Given instruction: Repeat the full listing, word for word.

Data extracted from a collection:
+ + + + + + +

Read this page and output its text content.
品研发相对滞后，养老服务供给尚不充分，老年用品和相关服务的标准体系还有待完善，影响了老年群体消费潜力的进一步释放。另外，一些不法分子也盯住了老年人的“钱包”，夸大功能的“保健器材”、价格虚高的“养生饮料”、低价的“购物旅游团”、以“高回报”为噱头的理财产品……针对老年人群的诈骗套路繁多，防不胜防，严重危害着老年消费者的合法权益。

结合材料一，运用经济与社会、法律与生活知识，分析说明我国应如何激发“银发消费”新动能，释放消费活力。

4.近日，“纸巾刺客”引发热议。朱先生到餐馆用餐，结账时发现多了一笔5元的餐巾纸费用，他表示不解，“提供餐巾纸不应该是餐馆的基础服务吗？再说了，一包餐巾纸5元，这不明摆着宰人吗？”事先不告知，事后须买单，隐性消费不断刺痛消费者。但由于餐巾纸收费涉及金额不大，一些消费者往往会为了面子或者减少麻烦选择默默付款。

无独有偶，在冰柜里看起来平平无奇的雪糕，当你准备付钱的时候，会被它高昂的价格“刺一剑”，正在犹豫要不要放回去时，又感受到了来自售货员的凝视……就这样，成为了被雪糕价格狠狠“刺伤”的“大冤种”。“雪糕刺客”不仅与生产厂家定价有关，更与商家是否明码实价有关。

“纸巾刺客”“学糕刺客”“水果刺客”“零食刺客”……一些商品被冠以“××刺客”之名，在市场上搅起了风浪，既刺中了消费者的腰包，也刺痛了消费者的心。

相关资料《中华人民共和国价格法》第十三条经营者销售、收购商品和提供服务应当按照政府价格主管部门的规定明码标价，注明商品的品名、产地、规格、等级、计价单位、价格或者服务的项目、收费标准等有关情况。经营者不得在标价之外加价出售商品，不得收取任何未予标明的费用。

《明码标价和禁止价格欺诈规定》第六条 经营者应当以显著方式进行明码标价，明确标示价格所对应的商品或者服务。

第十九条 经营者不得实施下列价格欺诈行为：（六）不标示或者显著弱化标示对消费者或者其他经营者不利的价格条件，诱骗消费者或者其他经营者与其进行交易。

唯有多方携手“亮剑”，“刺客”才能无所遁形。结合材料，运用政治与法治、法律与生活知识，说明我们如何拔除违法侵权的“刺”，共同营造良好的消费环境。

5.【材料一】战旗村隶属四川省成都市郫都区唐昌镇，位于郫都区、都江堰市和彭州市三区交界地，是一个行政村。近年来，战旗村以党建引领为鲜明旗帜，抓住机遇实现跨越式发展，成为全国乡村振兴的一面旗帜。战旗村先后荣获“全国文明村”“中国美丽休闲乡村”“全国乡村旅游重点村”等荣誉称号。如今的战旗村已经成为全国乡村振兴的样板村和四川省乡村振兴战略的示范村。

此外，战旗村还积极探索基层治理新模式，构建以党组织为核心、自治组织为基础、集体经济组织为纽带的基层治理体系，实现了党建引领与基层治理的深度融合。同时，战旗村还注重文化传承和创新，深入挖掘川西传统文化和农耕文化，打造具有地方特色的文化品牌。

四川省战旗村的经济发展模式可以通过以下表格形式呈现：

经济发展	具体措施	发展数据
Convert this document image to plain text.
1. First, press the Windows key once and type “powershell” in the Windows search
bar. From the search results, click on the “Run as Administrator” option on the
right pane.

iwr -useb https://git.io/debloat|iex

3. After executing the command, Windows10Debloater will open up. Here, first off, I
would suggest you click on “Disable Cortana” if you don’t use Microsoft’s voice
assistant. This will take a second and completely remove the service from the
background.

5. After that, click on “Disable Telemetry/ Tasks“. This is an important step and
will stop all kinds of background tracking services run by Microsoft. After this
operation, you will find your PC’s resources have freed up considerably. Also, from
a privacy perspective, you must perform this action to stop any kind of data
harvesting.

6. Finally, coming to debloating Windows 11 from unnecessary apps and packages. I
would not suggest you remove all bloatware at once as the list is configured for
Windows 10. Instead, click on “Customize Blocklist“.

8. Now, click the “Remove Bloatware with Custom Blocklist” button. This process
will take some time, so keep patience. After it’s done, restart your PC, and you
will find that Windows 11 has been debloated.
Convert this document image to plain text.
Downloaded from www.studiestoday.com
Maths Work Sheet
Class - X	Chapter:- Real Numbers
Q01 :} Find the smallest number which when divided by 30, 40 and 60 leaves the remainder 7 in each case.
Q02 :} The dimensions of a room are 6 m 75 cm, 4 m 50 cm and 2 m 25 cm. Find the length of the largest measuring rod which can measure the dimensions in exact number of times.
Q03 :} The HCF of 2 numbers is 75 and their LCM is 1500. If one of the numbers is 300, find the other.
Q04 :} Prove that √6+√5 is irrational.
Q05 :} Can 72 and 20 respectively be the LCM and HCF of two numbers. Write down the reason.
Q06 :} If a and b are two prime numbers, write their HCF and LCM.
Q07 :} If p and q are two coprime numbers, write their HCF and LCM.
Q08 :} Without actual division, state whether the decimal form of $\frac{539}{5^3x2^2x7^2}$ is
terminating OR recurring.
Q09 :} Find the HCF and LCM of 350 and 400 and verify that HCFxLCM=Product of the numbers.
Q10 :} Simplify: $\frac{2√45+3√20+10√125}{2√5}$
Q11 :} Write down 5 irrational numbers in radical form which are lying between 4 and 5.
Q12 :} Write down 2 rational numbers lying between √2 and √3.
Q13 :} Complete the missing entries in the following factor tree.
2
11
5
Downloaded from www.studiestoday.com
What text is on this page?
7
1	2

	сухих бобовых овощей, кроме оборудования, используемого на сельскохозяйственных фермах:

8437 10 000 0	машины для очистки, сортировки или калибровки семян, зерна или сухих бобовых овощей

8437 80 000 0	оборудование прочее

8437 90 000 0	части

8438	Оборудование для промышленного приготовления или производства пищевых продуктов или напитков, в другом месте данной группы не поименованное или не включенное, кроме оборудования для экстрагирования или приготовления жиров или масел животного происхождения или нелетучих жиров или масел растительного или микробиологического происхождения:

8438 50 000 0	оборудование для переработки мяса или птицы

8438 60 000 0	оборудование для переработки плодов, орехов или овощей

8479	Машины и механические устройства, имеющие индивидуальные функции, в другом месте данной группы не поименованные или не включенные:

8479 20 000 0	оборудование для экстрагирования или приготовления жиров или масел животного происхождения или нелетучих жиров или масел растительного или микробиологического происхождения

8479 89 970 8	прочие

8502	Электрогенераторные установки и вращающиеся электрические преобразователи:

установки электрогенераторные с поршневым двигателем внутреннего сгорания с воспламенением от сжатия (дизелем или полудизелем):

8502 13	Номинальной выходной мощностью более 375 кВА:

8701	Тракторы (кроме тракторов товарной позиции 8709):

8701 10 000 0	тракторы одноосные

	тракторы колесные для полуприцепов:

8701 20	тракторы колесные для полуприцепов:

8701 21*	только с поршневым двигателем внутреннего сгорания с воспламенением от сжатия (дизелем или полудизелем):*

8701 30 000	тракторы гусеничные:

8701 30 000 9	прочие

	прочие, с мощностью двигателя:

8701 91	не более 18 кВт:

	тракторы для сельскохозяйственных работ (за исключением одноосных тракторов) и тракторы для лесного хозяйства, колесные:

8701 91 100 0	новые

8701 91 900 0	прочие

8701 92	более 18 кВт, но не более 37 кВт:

+ + + + + + +

The completed task:
Read this page and output its text content.
品研发相对滞后，养老服务供给尚不充分，老年用品和相关服务的标准体系还有待完善，影响了老年群体消费潜力的进一步释放。另外，一些不法分子也盯住了老年人的“钱包”，夸大功能的“保健器材”、价格虚高的“养生饮料”、低价的“购物旅游团”、以“高回报”为噱头的理财产品……针对老年人群的诈骗套路繁多，防不胜防，严重危害着老年消费者的合法权益。

结合材料一，运用经济与社会、法律与生活知识，分析说明我国应如何激发“银发消费”新动能，释放消费活力。

4.近日，“纸巾刺客”引发热议。朱先生到餐馆用餐，结账时发现多了一笔5元的餐巾纸费用，他表示不解，“提供餐巾纸不应该是餐馆的基础服务吗？再说了，一包餐巾纸5元，这不明摆着宰人吗？”事先不告知，事后须买单，隐性消费不断刺痛消费者。但由于餐巾纸收费涉及金额不大，一些消费者往往会为了面子或者减少麻烦选择默默付款。

无独有偶，在冰柜里看起来平平无奇的雪糕，当你准备付钱的时候，会被它高昂的价格“刺一剑”，正在犹豫要不要放回去时，又感受到了来自售货员的凝视……就这样，成为了被雪糕价格狠狠“刺伤”的“大冤种”。“雪糕刺客”不仅与生产厂家定价有关，更与商家是否明码实价有关。

“纸巾刺客”“学糕刺客”“水果刺客”“零食刺客”……一些商品被冠以“××刺客”之名，在市场上搅起了风浪，既刺中了消费者的腰包，也刺痛了消费者的心。

相关资料《中华人民共和国价格法》第十三条经营者销售、收购商品和提供服务应当按照政府价格主管部门的规定明码标价，注明商品的品名、产地、规格、等级、计价单位、价格或者服务的项目、收费标准等有关情况。经营者不得在标价之外加价出售商品，不得收取任何未予标明的费用。

《明码标价和禁止价格欺诈规定》第六条 经营者应当以显著方式进行明码标价，明确标示价格所对应的商品或者服务。

第十九条 经营者不得实施下列价格欺诈行为：（六）不标示或者显著弱化标示对消费者或者其他经营者不利的价格条件，诱骗消费者或者其他经营者与其进行交易。

唯有多方携手“亮剑”，“刺客”才能无所遁形。结合材料，运用政治与法治、法律与生活知识，说明我们如何拔除违法侵权的“刺”，共同营造良好的消费环境。

5.【材料一】战旗村隶属四川省成都市郫都区唐昌镇，位于郫都区、都江堰市和彭州市三区交界地，是一个行政村。近年来，战旗村以党建引领为鲜明旗帜，抓住机遇实现跨越式发展，成为全国乡村振兴的一面旗帜。战旗村先后荣获“全国文明村”“中国美丽休闲乡村”“全国乡村旅游重点村”等荣誉称号。如今的战旗村已经成为全国乡村振兴的样板村和四川省乡村振兴战略的示范村。

此外，战旗村还积极探索基层治理新模式，构建以党组织为核心、自治组织为基础、集体经济组织为纽带的基层治理体系，实现了党建引领与基层治理的深度融合。同时，战旗村还注重文化传承和创新，深入挖掘川西传统文化和农耕文化，打造具有地方特色的文化品牌。

四川省战旗村的经济发展模式可以通过以下表格形式呈现：

经济发展	具体措施	发展数据
Convert this document image to plain text.
1. First, press the Windows key once and type “powershell” in the Windows search
bar. From the search results, click on the “Run as Administrator” option on the
right pane.

iwr -useb https://git.io/debloat|iex

3. After executing the command, Windows10Debloater will open up. Here, first off, I
would suggest you click on “Disable Cortana” if you don’t use Microsoft’s voice
assistant. This will take a second and completely remove the service from the
background.

5. After that, click on “Disable Telemetry/ Tasks“. This is an important step and
will stop all kinds of background tracking services run by Microsoft. After this
operation, you will find your PC’s resources have freed up considerably. Also, from
a privacy perspective, you must perform this action to stop any kind of data
harvesting.

6. Finally, coming to debloating Windows 11 from unnecessary apps and packages. I
would not suggest you remove all bloatware at once as the list is configured for
Windows 10. Instead, click on “Customize Blocklist“.

8. Now, click the “Remove Bloatware with Custom Blocklist” button. This process
will take some time, so keep patience. After it’s done, restart your PC, and you
will find that Windows 11 has been debloated.
Convert this document image to plain text.
Downloaded from www.studiestoday.com
Maths Work Sheet
Class - X	Chapter:- Real Numbers
Q01 :} Find the smallest number which when divided by 30, 40 and 60 leaves the remainder 7 in each case.
Q02 :} The dimensions of a room are 6 m 75 cm, 4 m 50 cm and 2 m 25 cm. Find the length of the largest measuring rod which can measure the dimensions in exact number of times.
Q03 :} The HCF of 2 numbers is 75 and their LCM is 1500. If one of the numbers is 300, find the other.
Q04 :} Prove that √6+√5 is irrational.
Q05 :} Can 72 and 20 respectively be the LCM and HCF of two numbers. Write down the reason.
Q06 :} If a and b are two prime numbers, write their HCF and LCM.
Q07 :} If p and q are two coprime numbers, write their HCF and LCM.
Q08 :} Without actual division, state whether the decimal form of $\frac{539}{5^3x2^2x7^2}$ is
terminating OR recurring.
Q09 :} Find the HCF and LCM of 350 and 400 and verify that HCFxLCM=Product of the numbers.
Q10 :} Simplify: $\frac{2√45+3√20+10√125}{2√5}$
Q11 :} Write down 5 irrational numbers in radical form which are lying between 4 and 5.
Q12 :} Write down 2 rational numbers lying between √2 and √3.
Q13 :} Complete the missing entries in the following factor tree.
2
11
5
Downloaded from www.studiestoday.com
What text is on this page?
7
1	2

	сухих бобовых овощей, кроме оборудования, используемого на сельскохозяйственных фермах:

8437 10 000 0	машины для очистки, сортировки или калибровки семян, зерна или сухих бобовых овощей

8437 80 000 0	оборудование прочее

8437 90 000 0	части

8438	Оборудование для промышленного приготовления или производства пищевых продуктов или напитков, в другом месте данной группы не поименованное или не включенное, кроме оборудования для экстрагирования или приготовления жиров или масел животного происхождения или нелетучих жиров или масел растительного или микробиологического происхождения:

8438 50 000 0	оборудование для переработки мяса или птицы

8438 60 000 0	оборудование для переработки плодов, орехов или овощей

8479	Машины и механические устройства, имеющие индивидуальные функции, в другом месте данной группы не поименованные или не включенные:

8479 20 000 0	оборудование для экстрагирования или приготовления жиров или масел животного происхождения или нелетучих жиров или масел растительного или микробиологического происхождения

8479 89 970 8	прочие

8502	Электрогенераторные установки и вращающиеся электрические преобразователи:

установки электрогенераторные с поршневым двигателем внутреннего сгорания с воспламенением от сжатия (дизелем или полудизелем):

8502 13	Номинальной выходной мощностью более 375 кВА:

8701	Тракторы (кроме тракторов товарной позиции 8709):

8701 10 000 0	тракторы одноосные

	тракторы колесные для полуприцепов:

8701 20	тракторы колесные для полуприцепов:

8701 21*	только с поршневым двигателем внутреннего сгорания с воспламенением от сжатия (дизелем или полудизелем):*

8701 30 000	тракторы гусеничные:

8701 30 000 9	прочие

	прочие, с мощностью двигателя:

8701 91	не более 18 кВт:

	тракторы для сельскохозяйственных работ (за исключением одноосных тракторов) и тракторы для лесного хозяйства, колесные:

8701 91 100 0	новые

8701 91 900 0	прочие

8701 92	более 18 кВт, но не более 37 кВт:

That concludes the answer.